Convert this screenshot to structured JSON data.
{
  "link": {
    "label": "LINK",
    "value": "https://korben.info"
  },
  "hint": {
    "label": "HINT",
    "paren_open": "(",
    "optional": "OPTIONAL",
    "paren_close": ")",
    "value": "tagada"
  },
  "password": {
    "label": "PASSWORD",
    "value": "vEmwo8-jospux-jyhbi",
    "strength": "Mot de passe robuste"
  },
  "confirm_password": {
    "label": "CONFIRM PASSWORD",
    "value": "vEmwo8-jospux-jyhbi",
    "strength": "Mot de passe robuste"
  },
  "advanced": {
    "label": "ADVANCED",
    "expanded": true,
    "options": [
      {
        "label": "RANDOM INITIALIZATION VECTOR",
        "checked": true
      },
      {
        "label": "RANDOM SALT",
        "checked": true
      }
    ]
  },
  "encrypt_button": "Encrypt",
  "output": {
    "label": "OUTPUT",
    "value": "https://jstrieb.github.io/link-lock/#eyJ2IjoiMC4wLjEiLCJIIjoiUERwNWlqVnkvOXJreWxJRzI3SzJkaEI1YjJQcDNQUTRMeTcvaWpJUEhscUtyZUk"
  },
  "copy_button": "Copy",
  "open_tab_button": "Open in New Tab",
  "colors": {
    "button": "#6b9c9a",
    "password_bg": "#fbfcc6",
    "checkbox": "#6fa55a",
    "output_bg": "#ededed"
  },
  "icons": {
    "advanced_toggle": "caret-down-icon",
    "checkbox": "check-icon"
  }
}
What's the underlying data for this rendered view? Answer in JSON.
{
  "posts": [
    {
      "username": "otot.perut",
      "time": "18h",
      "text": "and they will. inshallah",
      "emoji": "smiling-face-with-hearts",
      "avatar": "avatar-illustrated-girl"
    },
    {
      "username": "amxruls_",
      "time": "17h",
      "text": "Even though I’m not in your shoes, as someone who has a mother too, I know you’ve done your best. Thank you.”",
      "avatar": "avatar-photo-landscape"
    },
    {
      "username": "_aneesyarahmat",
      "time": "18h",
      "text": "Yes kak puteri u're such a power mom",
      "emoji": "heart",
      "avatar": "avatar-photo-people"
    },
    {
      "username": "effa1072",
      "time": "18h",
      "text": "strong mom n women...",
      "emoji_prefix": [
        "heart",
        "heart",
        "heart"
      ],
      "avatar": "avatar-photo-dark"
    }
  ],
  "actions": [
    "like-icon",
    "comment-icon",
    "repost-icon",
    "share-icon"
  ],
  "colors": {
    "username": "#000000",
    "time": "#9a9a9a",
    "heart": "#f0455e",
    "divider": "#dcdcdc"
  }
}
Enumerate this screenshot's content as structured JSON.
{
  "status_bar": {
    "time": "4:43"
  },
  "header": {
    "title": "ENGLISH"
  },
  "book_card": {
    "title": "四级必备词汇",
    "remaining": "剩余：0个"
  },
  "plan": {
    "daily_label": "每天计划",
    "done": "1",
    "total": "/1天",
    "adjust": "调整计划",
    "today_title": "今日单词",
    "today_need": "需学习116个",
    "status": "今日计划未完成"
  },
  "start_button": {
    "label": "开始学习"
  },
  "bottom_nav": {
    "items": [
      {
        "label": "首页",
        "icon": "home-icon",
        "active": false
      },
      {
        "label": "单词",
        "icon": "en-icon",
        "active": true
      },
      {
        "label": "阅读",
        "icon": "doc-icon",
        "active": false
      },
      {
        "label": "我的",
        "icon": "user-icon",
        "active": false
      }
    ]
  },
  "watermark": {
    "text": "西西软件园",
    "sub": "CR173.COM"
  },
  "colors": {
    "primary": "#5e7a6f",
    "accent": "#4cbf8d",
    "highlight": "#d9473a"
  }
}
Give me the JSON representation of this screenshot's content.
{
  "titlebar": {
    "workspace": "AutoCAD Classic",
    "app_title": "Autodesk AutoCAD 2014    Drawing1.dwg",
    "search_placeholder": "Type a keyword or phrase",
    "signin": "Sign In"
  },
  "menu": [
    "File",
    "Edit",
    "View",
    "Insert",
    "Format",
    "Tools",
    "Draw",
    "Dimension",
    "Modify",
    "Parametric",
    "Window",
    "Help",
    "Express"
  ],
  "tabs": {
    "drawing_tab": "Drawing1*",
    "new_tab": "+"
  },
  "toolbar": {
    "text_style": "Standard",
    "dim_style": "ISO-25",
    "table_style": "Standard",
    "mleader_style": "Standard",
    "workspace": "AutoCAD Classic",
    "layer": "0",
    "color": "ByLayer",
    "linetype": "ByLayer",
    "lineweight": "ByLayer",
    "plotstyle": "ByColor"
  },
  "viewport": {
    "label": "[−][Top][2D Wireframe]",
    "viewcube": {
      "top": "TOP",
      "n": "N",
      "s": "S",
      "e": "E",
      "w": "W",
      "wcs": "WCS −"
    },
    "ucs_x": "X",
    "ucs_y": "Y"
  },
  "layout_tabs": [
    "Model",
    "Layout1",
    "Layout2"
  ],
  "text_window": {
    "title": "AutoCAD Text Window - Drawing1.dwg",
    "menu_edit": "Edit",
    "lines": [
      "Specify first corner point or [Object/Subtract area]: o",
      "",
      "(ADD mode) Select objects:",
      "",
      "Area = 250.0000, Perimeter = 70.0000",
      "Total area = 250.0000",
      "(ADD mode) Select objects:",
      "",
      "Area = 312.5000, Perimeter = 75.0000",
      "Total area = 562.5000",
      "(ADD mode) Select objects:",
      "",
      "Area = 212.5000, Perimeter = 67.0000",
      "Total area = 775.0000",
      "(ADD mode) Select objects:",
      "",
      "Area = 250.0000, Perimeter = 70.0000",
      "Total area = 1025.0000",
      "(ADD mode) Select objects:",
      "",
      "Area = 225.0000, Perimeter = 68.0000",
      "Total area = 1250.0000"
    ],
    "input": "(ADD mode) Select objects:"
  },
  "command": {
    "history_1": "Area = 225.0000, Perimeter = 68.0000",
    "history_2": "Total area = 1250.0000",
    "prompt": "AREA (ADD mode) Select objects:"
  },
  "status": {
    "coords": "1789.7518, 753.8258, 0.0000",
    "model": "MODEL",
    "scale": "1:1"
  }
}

------------------------------------

▶ **Task objective**:
Look for the word "photo" in every line of the listing and copy the lines that have it.

▶ **Result**:
      "avatar": "avatar-photo-landscape"
      "avatar": "avatar-photo-people"
      "avatar": "avatar-photo-dark"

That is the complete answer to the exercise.